Records that describe figures:
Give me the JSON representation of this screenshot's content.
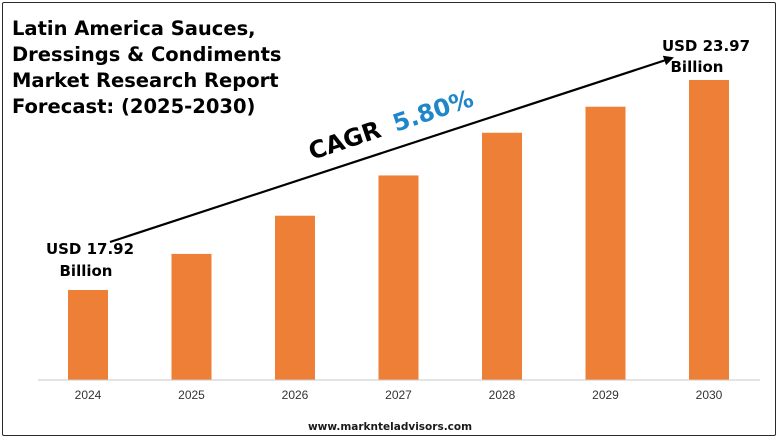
{
  "title_lines": [
    "Latin America Sauces,",
    "Dressings & Condiments",
    "Market Research Report",
    "Forecast: (2025-2030)"
  ],
  "footer": {
    "website": "www.marknteladvisors.com"
  },
  "colors": {
    "bar": "#ee7f36",
    "cagr_value": "#1f86c9",
    "text": "#000000"
  },
  "annotations": {
    "start_line1": "USD 17.92",
    "start_line2": "Billion",
    "end_line1": "USD 23.97",
    "end_line2": "Billion",
    "cagr_label": "CAGR",
    "cagr_value": "5.80%"
  },
  "chart_data": {
    "type": "bar",
    "title": "Latin America Sauces, Dressings & Condiments Market Research Report Forecast: (2025-2030)",
    "categories": [
      "2024",
      "2025",
      "2026",
      "2027",
      "2028",
      "2029",
      "2030"
    ],
    "values": [
      17.92,
      18.96,
      20.06,
      21.22,
      22.45,
      23.2,
      23.97
    ],
    "first_value_label": "USD 17.92 Billion",
    "last_value_label": "USD 23.97 Billion",
    "cagr": "5.80%",
    "xlabel": "",
    "ylabel": "",
    "y_axis_visible": false,
    "grid": false,
    "legend": "none"
  }
}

- [The problem] None of the pictures should appear; repeat the records exactly otherwise.

- [Written response]
Give me the JSON representation of this screenshot's content.
{
  "title_lines": [
    "Latin America Sauces,",
    "Dressings & Condiments",
    "Market Research Report",
    "Forecast: (2025-2030)"
  ],
  "footer": {
    "website": "www.marknteladvisors.com"
  },
  "colors": {
    "bar": "#ee7f36",
    "cagr_value": "#1f86c9",
    "text": "#000000"
  },
  "annotations": {
    "start_line1": "USD 17.92",
    "start_line2": "Billion",
    "end_line1": "USD 23.97",
    "end_line2": "Billion",
    "cagr_label": "CAGR",
    "cagr_value": "5.80%"
  },
  "chart_data": {
    "type": "bar",
    "title": "Latin America Sauces, Dressings & Condiments Market Research Report Forecast: (2025-2030)",
    "categories": [
      "2024",
      "2025",
      "2026",
      "2027",
      "2028",
      "2029",
      "2030"
    ],
    "values": [
      17.92,
      18.96,
      20.06,
      21.22,
      22.45,
      23.2,
      23.97
    ],
    "first_value_label": "USD 17.92 Billion",
    "last_value_label": "USD 23.97 Billion",
    "cagr": "5.80%",
    "xlabel": "",
    "ylabel": "",
    "y_axis_visible": false,
    "grid": false,
    "legend": "none"
  }
}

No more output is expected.